** Start Record set **
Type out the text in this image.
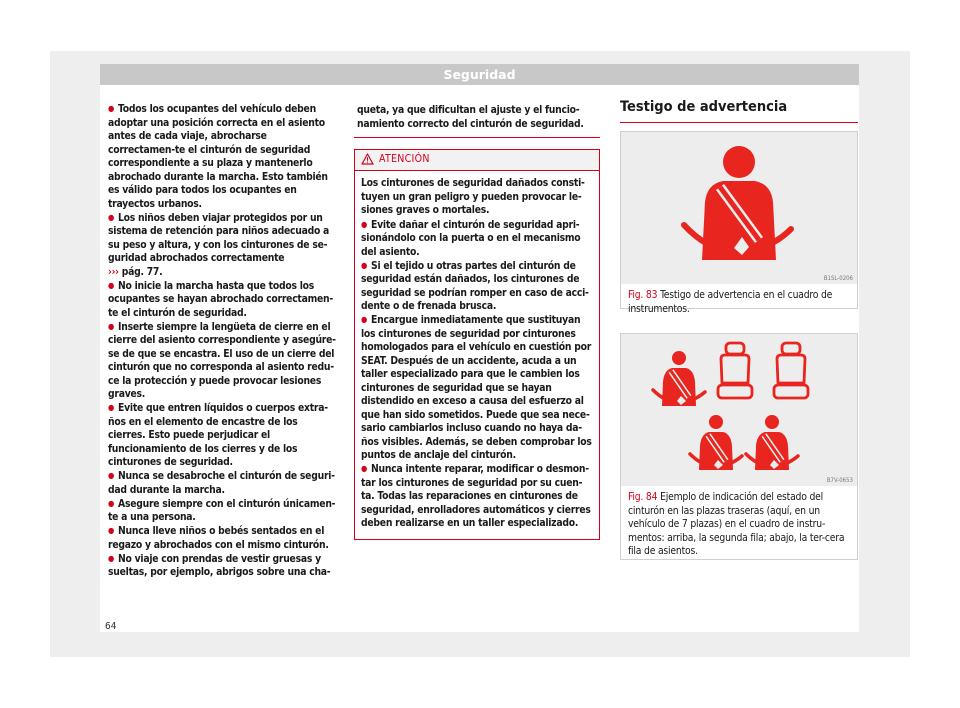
Seguridad
● Todos los ocupantes del vehículo deben adoptar una posición correcta en el asiento antes de cada viaje, abrocharse correctamen-te el cinturón de seguridad correspondiente a su plaza y mantenerlo abrochado durante la marcha. Esto también es válido para todos los ocupantes en trayectos urbanos.
● Los niños deben viajar protegidos por un sistema de retención para niños adecuado a su peso y altura, y con los cinturones de se-guridad abrochados correctamente
››› pág. 77.
● No inicie la marcha hasta que todos los ocupantes se hayan abrochado correctamen-te el cinturón de seguridad.
● Inserte siempre la lengüeta de cierre en el cierre del asiento correspondiente y asegúre-se de que se encastra. El uso de un cierre del cinturón que no corresponda al asiento redu-ce la protección y puede provocar lesiones graves.
● Evite que entren líquidos o cuerpos extra-ños en el elemento de encastre de los cierres. Esto puede perjudicar el funcionamiento de los cierres y de los cinturones de seguridad.
● Nunca se desabroche el cinturón de seguri-dad durante la marcha.
● Asegure siempre con el cinturón únicamen-te a una persona.
● Nunca lleve niños o bebés sentados en el regazo y abrochados con el mismo cinturón.
● No viaje con prendas de vestir gruesas y sueltas, por ejemplo, abrigos sobre una cha-
queta, ya que dificultan el ajuste y el funcio-namiento correcto del cinturón de seguridad.
ATENCIÓN

Los cinturones de seguridad dañados consti-tuyen un gran peligro y pueden provocar le-siones graves o mortales.

● Evite dañar el cinturón de seguridad apri-sionándolo con la puerta o en el mecanismo del asiento.
● Si el tejido u otras partes del cinturón de seguridad están dañados, los cinturones de seguridad se podrían romper en caso de acci-dente o de frenada brusca.
● Encargue inmediatamente que sustituyan los cinturones de seguridad por cinturones homologados para el vehículo en cuestión por SEAT. Después de un accidente, acuda a un taller especializado para que le cambien los cinturones de seguridad que se hayan distendido en exceso a causa del esfuerzo al que han sido sometidos. Puede que sea nece-sario cambiarlos incluso cuando no haya da-ños visibles. Además, se deben comprobar los puntos de anclaje del cinturón.
● Nunca intente reparar, modificar o desmon-tar los cinturones de seguridad por su cuen-ta. Todas las reparaciones en cinturones de seguridad, enrolladores automáticos y cierres deben realizarse en un taller especializado.
Testigo de advertencia
B1SL-0206
Fig. 83 Testigo de advertencia en el cuadro de instrumentos.
B7V-0653
Fig. 84 Ejemplo de indicación del estado del cinturón en las plazas traseras (aquí, en un vehículo de 7 plazas) en el cuadro de instru-mentos: arriba, la segunda fila; abajo, la ter-cera fila de asientos.
64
** End Record set **
## Set task
Output the data exactly. Pictures don't belong in the result.

## Task output
Type out the text in this image.
Seguridad
● Todos los ocupantes del vehículo deben adoptar una posición correcta en el asiento antes de cada viaje, abrocharse correctamen-te el cinturón de seguridad correspondiente a su plaza y mantenerlo abrochado durante la marcha. Esto también es válido para todos los ocupantes en trayectos urbanos.
● Los niños deben viajar protegidos por un sistema de retención para niños adecuado a su peso y altura, y con los cinturones de se-guridad abrochados correctamente
››› pág. 77.
● No inicie la marcha hasta que todos los ocupantes se hayan abrochado correctamen-te el cinturón de seguridad.
● Inserte siempre la lengüeta de cierre en el cierre del asiento correspondiente y asegúre-se de que se encastra. El uso de un cierre del cinturón que no corresponda al asiento redu-ce la protección y puede provocar lesiones graves.
● Evite que entren líquidos o cuerpos extra-ños en el elemento de encastre de los cierres. Esto puede perjudicar el funcionamiento de los cierres y de los cinturones de seguridad.
● Nunca se desabroche el cinturón de seguri-dad durante la marcha.
● Asegure siempre con el cinturón únicamen-te a una persona.
● Nunca lleve niños o bebés sentados en el regazo y abrochados con el mismo cinturón.
● No viaje con prendas de vestir gruesas y sueltas, por ejemplo, abrigos sobre una cha-
queta, ya que dificultan el ajuste y el funcio-namiento correcto del cinturón de seguridad.
ATENCIÓN

Los cinturones de seguridad dañados consti-tuyen un gran peligro y pueden provocar le-siones graves o mortales.

● Evite dañar el cinturón de seguridad apri-sionándolo con la puerta o en el mecanismo del asiento.
● Si el tejido u otras partes del cinturón de seguridad están dañados, los cinturones de seguridad se podrían romper en caso de acci-dente o de frenada brusca.
● Encargue inmediatamente que sustituyan los cinturones de seguridad por cinturones homologados para el vehículo en cuestión por SEAT. Después de un accidente, acuda a un taller especializado para que le cambien los cinturones de seguridad que se hayan distendido en exceso a causa del esfuerzo al que han sido sometidos. Puede que sea nece-sario cambiarlos incluso cuando no haya da-ños visibles. Además, se deben comprobar los puntos de anclaje del cinturón.
● Nunca intente reparar, modificar o desmon-tar los cinturones de seguridad por su cuen-ta. Todas las reparaciones en cinturones de seguridad, enrolladores automáticos y cierres deben realizarse en un taller especializado.
Testigo de advertencia
B1SL-0206
Fig. 83 Testigo de advertencia en el cuadro de instrumentos.
B7V-0653
Fig. 84 Ejemplo de indicación del estado del cinturón en las plazas traseras (aquí, en un vehículo de 7 plazas) en el cuadro de instru-mentos: arriba, la segunda fila; abajo, la ter-cera fila de asientos.
64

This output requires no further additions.